--- WORK TO DO ---
Skip all pictures, then print the remaining material exactly.

## begin

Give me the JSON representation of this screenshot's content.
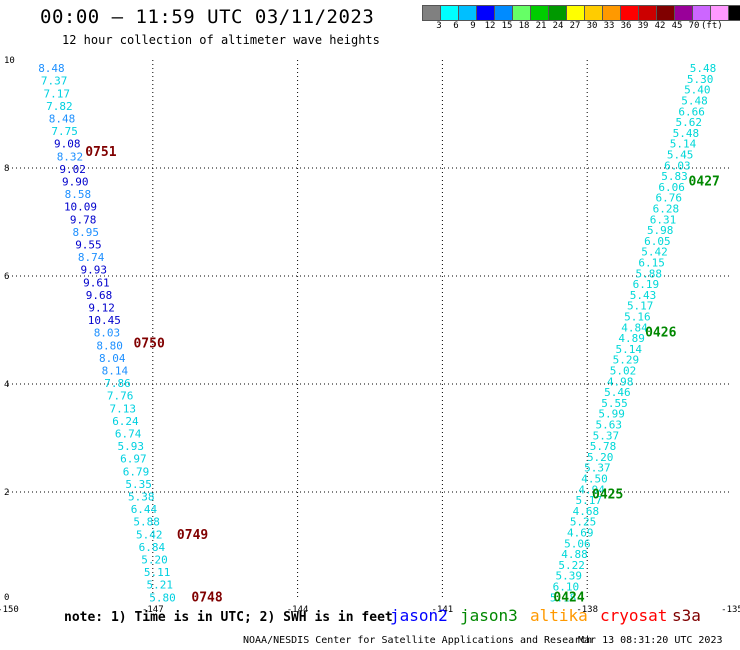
{
  "header": {
    "title": "00:00 — 11:59 UTC 03/11/2023",
    "subtitle": "12 hour collection of altimeter wave heights"
  },
  "legend": {
    "colors": [
      "#808080",
      "#00ffff",
      "#00bfff",
      "#0000ff",
      "#008bff",
      "#66ff66",
      "#00cc00",
      "#009900",
      "#ffff00",
      "#ffcc00",
      "#ff9900",
      "#ff0000",
      "#cc0000",
      "#800000",
      "#990099",
      "#cc66ff",
      "#ff99ff",
      "#000000"
    ],
    "labels": [
      "3",
      "6",
      "9",
      "12",
      "15",
      "18",
      "21",
      "24",
      "27",
      "30",
      "33",
      "36",
      "39",
      "42",
      "45",
      "70",
      "(ft)"
    ]
  },
  "note": "note: 1) Time is in UTC; 2) SWH is in feet",
  "satellites": [
    {
      "name": "jason2",
      "color": "#0000ff"
    },
    {
      "name": "jason3",
      "color": "#008800"
    },
    {
      "name": "altika",
      "color": "#ff9900"
    },
    {
      "name": "cryosat",
      "color": "#ff0000"
    },
    {
      "name": "s3a",
      "color": "#800000"
    }
  ],
  "footer": {
    "credit": "NOAA/NESDIS Center for Satellite Applications and Research",
    "generated": "Mar 13 08:31:20 UTC 2023"
  },
  "chart_data": {
    "type": "scatter",
    "title": "00:00 — 11:59 UTC 03/11/2023",
    "subtitle": "12 hour collection of altimeter wave heights",
    "xlim": [
      -150,
      -135
    ],
    "ylim": [
      0,
      10
    ],
    "x_ticks": [
      "-150",
      "-147",
      "-144",
      "-141",
      "-138",
      "-135"
    ],
    "y_ticks": [
      "0",
      "2",
      "4",
      "6",
      "8",
      "10"
    ],
    "grid": true,
    "value_unit": "ft",
    "tracks": [
      {
        "satellite": "s3a",
        "label_color": "#800000",
        "start": [
          -149.1,
          9.85
        ],
        "end": [
          -146.8,
          0.05
        ],
        "values": [
          "8.48",
          "7.37",
          "7.17",
          "7.82",
          "8.48",
          "7.75",
          "9.08",
          "8.32",
          "9.02",
          "9.90",
          "8.58",
          "10.09",
          "9.78",
          "8.95",
          "9.55",
          "8.74",
          "9.93",
          "9.61",
          "9.68",
          "9.12",
          "10.45",
          "8.03",
          "8.80",
          "8.04",
          "8.14",
          "7.86",
          "7.76",
          "7.13",
          "6.24",
          "6.74",
          "5.93",
          "6.97",
          "6.79",
          "5.35",
          "5.38",
          "6.44",
          "5.88",
          "5.42",
          "6.84",
          "5.20",
          "5.11",
          "5.21",
          "5.80"
        ],
        "times": [
          {
            "label": "0751",
            "x": -148.4,
            "y": 8.3
          },
          {
            "label": "0750",
            "x": -147.4,
            "y": 4.75
          },
          {
            "label": "0749",
            "x": -146.5,
            "y": 1.2
          },
          {
            "label": "0748",
            "x": -146.2,
            "y": 0.05
          }
        ]
      },
      {
        "satellite": "jason3",
        "label_color": "#008800",
        "start": [
          -135.6,
          9.85
        ],
        "end": [
          -138.5,
          0.05
        ],
        "values": [
          "5.48",
          "5.30",
          "5.40",
          "5.48",
          "6.66",
          "5.62",
          "5.48",
          "5.14",
          "5.45",
          "6.03",
          "5.83",
          "6.06",
          "6.76",
          "6.28",
          "6.31",
          "5.98",
          "6.05",
          "5.42",
          "6.15",
          "5.88",
          "6.19",
          "5.43",
          "5.17",
          "5.16",
          "4.84",
          "4.89",
          "5.14",
          "5.29",
          "5.02",
          "4.98",
          "5.46",
          "5.55",
          "5.99",
          "5.63",
          "5.37",
          "5.78",
          "5.20",
          "5.37",
          "4.50",
          "4.94",
          "5.17",
          "4.68",
          "5.25",
          "4.69",
          "5.06",
          "4.88",
          "5.22",
          "5.39",
          "6.10",
          "5.18"
        ],
        "times": [
          {
            "label": "0427",
            "x": -135.9,
            "y": 7.75
          },
          {
            "label": "0426",
            "x": -136.8,
            "y": 4.95
          },
          {
            "label": "0425",
            "x": -137.9,
            "y": 1.95
          },
          {
            "label": "0424",
            "x": -138.7,
            "y": 0.05
          }
        ]
      }
    ]
  }
}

## end

--- RESPONSE ---
Give me the JSON representation of this screenshot's content.
{
  "header": {
    "title": "00:00 — 11:59 UTC 03/11/2023",
    "subtitle": "12 hour collection of altimeter wave heights"
  },
  "legend": {
    "colors": [
      "#808080",
      "#00ffff",
      "#00bfff",
      "#0000ff",
      "#008bff",
      "#66ff66",
      "#00cc00",
      "#009900",
      "#ffff00",
      "#ffcc00",
      "#ff9900",
      "#ff0000",
      "#cc0000",
      "#800000",
      "#990099",
      "#cc66ff",
      "#ff99ff",
      "#000000"
    ],
    "labels": [
      "3",
      "6",
      "9",
      "12",
      "15",
      "18",
      "21",
      "24",
      "27",
      "30",
      "33",
      "36",
      "39",
      "42",
      "45",
      "70",
      "(ft)"
    ]
  },
  "note": "note: 1) Time is in UTC; 2) SWH is in feet",
  "satellites": [
    {
      "name": "jason2",
      "color": "#0000ff"
    },
    {
      "name": "jason3",
      "color": "#008800"
    },
    {
      "name": "altika",
      "color": "#ff9900"
    },
    {
      "name": "cryosat",
      "color": "#ff0000"
    },
    {
      "name": "s3a",
      "color": "#800000"
    }
  ],
  "footer": {
    "credit": "NOAA/NESDIS Center for Satellite Applications and Research",
    "generated": "Mar 13 08:31:20 UTC 2023"
  },
  "chart_data": {
    "type": "scatter",
    "title": "00:00 — 11:59 UTC 03/11/2023",
    "subtitle": "12 hour collection of altimeter wave heights",
    "xlim": [
      -150,
      -135
    ],
    "ylim": [
      0,
      10
    ],
    "x_ticks": [
      "-150",
      "-147",
      "-144",
      "-141",
      "-138",
      "-135"
    ],
    "y_ticks": [
      "0",
      "2",
      "4",
      "6",
      "8",
      "10"
    ],
    "grid": true,
    "value_unit": "ft",
    "tracks": [
      {
        "satellite": "s3a",
        "label_color": "#800000",
        "start": [
          -149.1,
          9.85
        ],
        "end": [
          -146.8,
          0.05
        ],
        "values": [
          "8.48",
          "7.37",
          "7.17",
          "7.82",
          "8.48",
          "7.75",
          "9.08",
          "8.32",
          "9.02",
          "9.90",
          "8.58",
          "10.09",
          "9.78",
          "8.95",
          "9.55",
          "8.74",
          "9.93",
          "9.61",
          "9.68",
          "9.12",
          "10.45",
          "8.03",
          "8.80",
          "8.04",
          "8.14",
          "7.86",
          "7.76",
          "7.13",
          "6.24",
          "6.74",
          "5.93",
          "6.97",
          "6.79",
          "5.35",
          "5.38",
          "6.44",
          "5.88",
          "5.42",
          "6.84",
          "5.20",
          "5.11",
          "5.21",
          "5.80"
        ],
        "times": [
          {
            "label": "0751",
            "x": -148.4,
            "y": 8.3
          },
          {
            "label": "0750",
            "x": -147.4,
            "y": 4.75
          },
          {
            "label": "0749",
            "x": -146.5,
            "y": 1.2
          },
          {
            "label": "0748",
            "x": -146.2,
            "y": 0.05
          }
        ]
      },
      {
        "satellite": "jason3",
        "label_color": "#008800",
        "start": [
          -135.6,
          9.85
        ],
        "end": [
          -138.5,
          0.05
        ],
        "values": [
          "5.48",
          "5.30",
          "5.40",
          "5.48",
          "6.66",
          "5.62",
          "5.48",
          "5.14",
          "5.45",
          "6.03",
          "5.83",
          "6.06",
          "6.76",
          "6.28",
          "6.31",
          "5.98",
          "6.05",
          "5.42",
          "6.15",
          "5.88",
          "6.19",
          "5.43",
          "5.17",
          "5.16",
          "4.84",
          "4.89",
          "5.14",
          "5.29",
          "5.02",
          "4.98",
          "5.46",
          "5.55",
          "5.99",
          "5.63",
          "5.37",
          "5.78",
          "5.20",
          "5.37",
          "4.50",
          "4.94",
          "5.17",
          "4.68",
          "5.25",
          "4.69",
          "5.06",
          "4.88",
          "5.22",
          "5.39",
          "6.10",
          "5.18"
        ],
        "times": [
          {
            "label": "0427",
            "x": -135.9,
            "y": 7.75
          },
          {
            "label": "0426",
            "x": -136.8,
            "y": 4.95
          },
          {
            "label": "0425",
            "x": -137.9,
            "y": 1.95
          },
          {
            "label": "0424",
            "x": -138.7,
            "y": 0.05
          }
        ]
      }
    ]
  }
}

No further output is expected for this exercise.